▶ **Exercise aim**:
Pictures in the records should not be copied, but every other part must be repeated exactly.

▶ **Recorded data**:
######
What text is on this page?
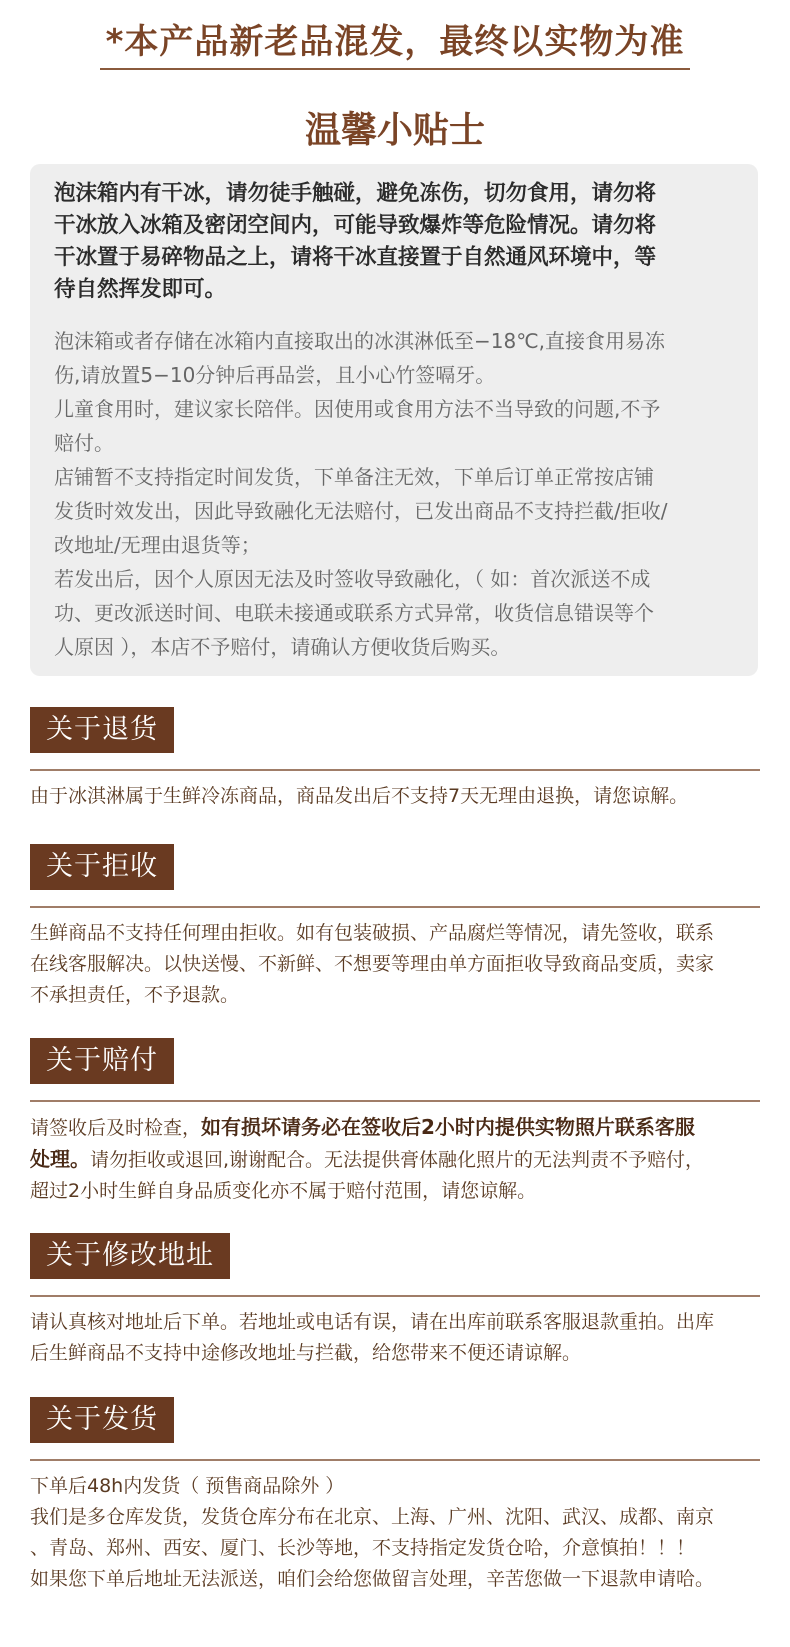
*本产品新老品混发，最终以实物为准
温馨小贴士
泡沫箱内有干冰，请勿徒手触碰，避免冻伤，切勿食用，请勿将
干冰放入冰箱及密闭空间内，可能导致爆炸等危险情况。请勿将
干冰置于易碎物品之上，请将干冰直接置于自然通风环境中，等
待自然挥发即可。
泡沫箱或者存储在冰箱内直接取出的冰淇淋低至−18℃,直接食用易冻
伤,请放置5−10分钟后再品尝，且小心竹签嗝牙。
儿童食用时，建议家长陪伴。因使用或食用方法不当导致的问题,不予
赔付。
店铺暂不支持指定时间发货，下单备注无效，下单后订单正常按店铺
发货时效发出，因此导致融化无法赔付，已发出商品不支持拦截/拒收/
改地址/无理由退货等；
若发出后，因个人原因无法及时签收导致融化，（ 如：首次派送不成
功、更改派送时间、电联未接通或联系方式异常，收货信息错误等个
人原因 ），本店不予赔付，请确认方便收货后购买。
关于退货
由于冰淇淋属于生鲜冷冻商品，商品发出后不支持7天无理由退换，请您谅解。
关于拒收
生鲜商品不支持任何理由拒收。如有包装破损、产品腐烂等情况，请先签收，联系
在线客服解决。以快送慢、不新鲜、不想要等理由单方面拒收导致商品变质，卖家
不承担责任，不予退款。
关于赔付
请签收后及时检查，如有损坏请务必在签收后2小时内提供实物照片联系客服
处理。请勿拒收或退回,谢谢配合。无法提供膏体融化照片的无法判责不予赔付，
超过2小时生鲜自身品质变化亦不属于赔付范围，请您谅解。
关于修改地址
请认真核对地址后下单。若地址或电话有误，请在出库前联系客服退款重拍。出库
后生鲜商品不支持中途修改地址与拦截，给您带来不便还请谅解。
关于发货
下单后48h内发货（ 预售商品除外 ）
我们是多仓库发货，发货仓库分布在北京、上海、广州、沈阳、武汉、成都、南京
、青岛、郑州、西安、厦门、长沙等地，不支持指定发货仓哈，介意慎拍！！！
如果您下单后地址无法派送，咱们会给您做留言处理，辛苦您做一下退款申请哈。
######
▶ **Solution to the problem**:
What text is on this page?
*本产品新老品混发，最终以实物为准
温馨小贴士
泡沫箱内有干冰，请勿徒手触碰，避免冻伤，切勿食用，请勿将
干冰放入冰箱及密闭空间内，可能导致爆炸等危险情况。请勿将
干冰置于易碎物品之上，请将干冰直接置于自然通风环境中，等
待自然挥发即可。
泡沫箱或者存储在冰箱内直接取出的冰淇淋低至−18℃,直接食用易冻
伤,请放置5−10分钟后再品尝，且小心竹签嗝牙。
儿童食用时，建议家长陪伴。因使用或食用方法不当导致的问题,不予
赔付。
店铺暂不支持指定时间发货，下单备注无效，下单后订单正常按店铺
发货时效发出，因此导致融化无法赔付，已发出商品不支持拦截/拒收/
改地址/无理由退货等；
若发出后，因个人原因无法及时签收导致融化，（ 如：首次派送不成
功、更改派送时间、电联未接通或联系方式异常，收货信息错误等个
人原因 ），本店不予赔付，请确认方便收货后购买。
关于退货
由于冰淇淋属于生鲜冷冻商品，商品发出后不支持7天无理由退换，请您谅解。
关于拒收
生鲜商品不支持任何理由拒收。如有包装破损、产品腐烂等情况，请先签收，联系
在线客服解决。以快送慢、不新鲜、不想要等理由单方面拒收导致商品变质，卖家
不承担责任，不予退款。
关于赔付
请签收后及时检查，如有损坏请务必在签收后2小时内提供实物照片联系客服
处理。请勿拒收或退回,谢谢配合。无法提供膏体融化照片的无法判责不予赔付，
超过2小时生鲜自身品质变化亦不属于赔付范围，请您谅解。
关于修改地址
请认真核对地址后下单。若地址或电话有误，请在出库前联系客服退款重拍。出库
后生鲜商品不支持中途修改地址与拦截，给您带来不便还请谅解。
关于发货
下单后48h内发货（ 预售商品除外 ）
我们是多仓库发货，发货仓库分布在北京、上海、广州、沈阳、武汉、成都、南京
、青岛、郑州、西安、厦门、长沙等地，不支持指定发货仓哈，介意慎拍！！！
如果您下单后地址无法派送，咱们会给您做留言处理，辛苦您做一下退款申请哈。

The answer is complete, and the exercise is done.